*EXERCISE INSTRUCTIONS*
Quote the records below in full, exactly as given, with the images taken out.
━━━━━━━━━━━━━━━━━━━━━━━━━━━━━━
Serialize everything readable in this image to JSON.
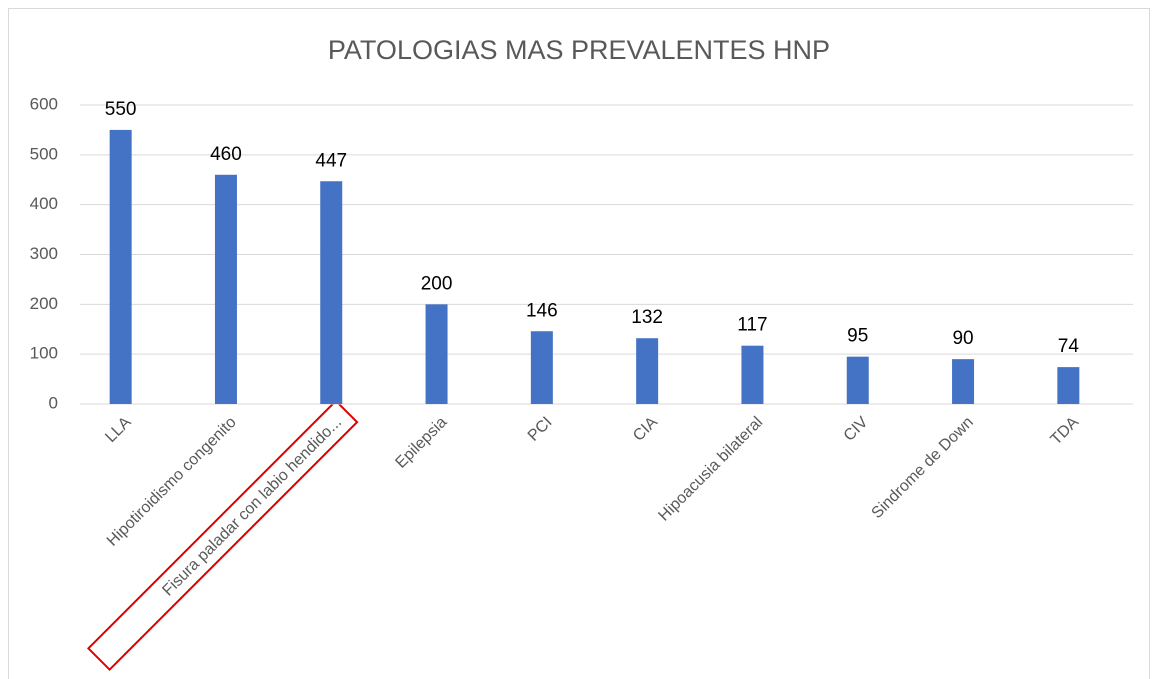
{
  "chart_data": {
    "type": "bar",
    "title": "PATOLOGIAS MAS PREVALENTES HNP",
    "categories": [
      "LLA",
      "Hipotiroidismo congenito",
      "Fisura paladar con labio hendido...",
      "Epilepsia",
      "PCI",
      "CIA",
      "Hipoacusia bilateral",
      "CIV",
      "Sindrome de Down",
      "TDA"
    ],
    "values": [
      550,
      460,
      447,
      200,
      146,
      132,
      117,
      95,
      90,
      74
    ],
    "color": "#4472c4",
    "ylim": [
      0,
      600
    ],
    "yticks": [
      0,
      100,
      200,
      300,
      400,
      500,
      600
    ],
    "grid": true
  }
}
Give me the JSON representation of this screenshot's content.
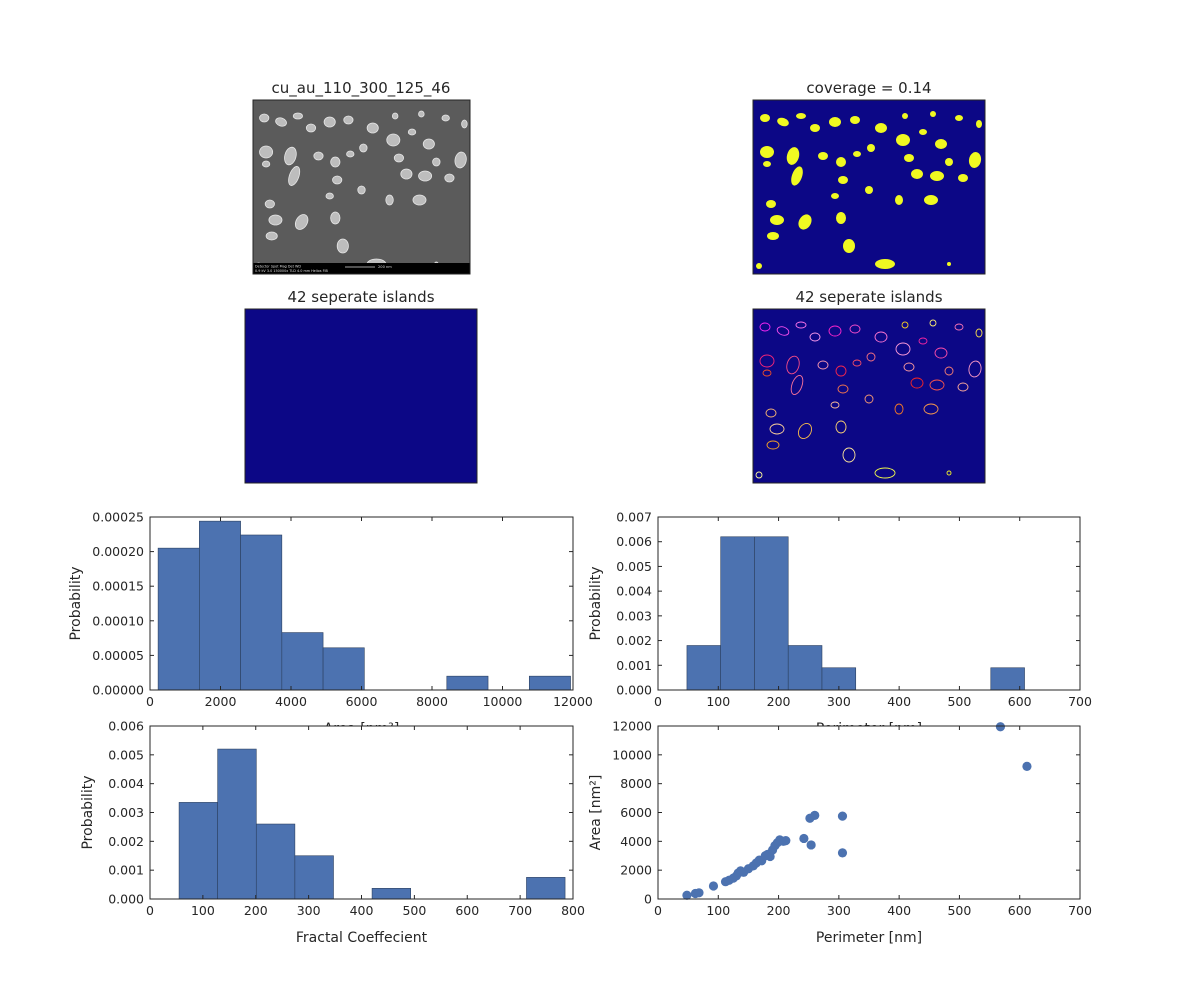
━━━━━━━━━━━━━━━━━━━━━━━━━━━━━━
*EXERCISE OUTPUT*
Serialize everything readable in this image to JSON.
{
  "chart_data": {
    "type": "bar",
    "title": "PATOLOGIAS MAS PREVALENTES HNP",
    "categories": [
      "LLA",
      "Hipotiroidismo congenito",
      "Fisura paladar con labio hendido...",
      "Epilepsia",
      "PCI",
      "CIA",
      "Hipoacusia bilateral",
      "CIV",
      "Sindrome de Down",
      "TDA"
    ],
    "values": [
      550,
      460,
      447,
      200,
      146,
      132,
      117,
      95,
      90,
      74
    ],
    "color": "#4472c4",
    "ylim": [
      0,
      600
    ],
    "yticks": [
      0,
      100,
      200,
      300,
      400,
      500,
      600
    ],
    "grid": true
  }
}
Give me the JSON representation of this screenshot's content.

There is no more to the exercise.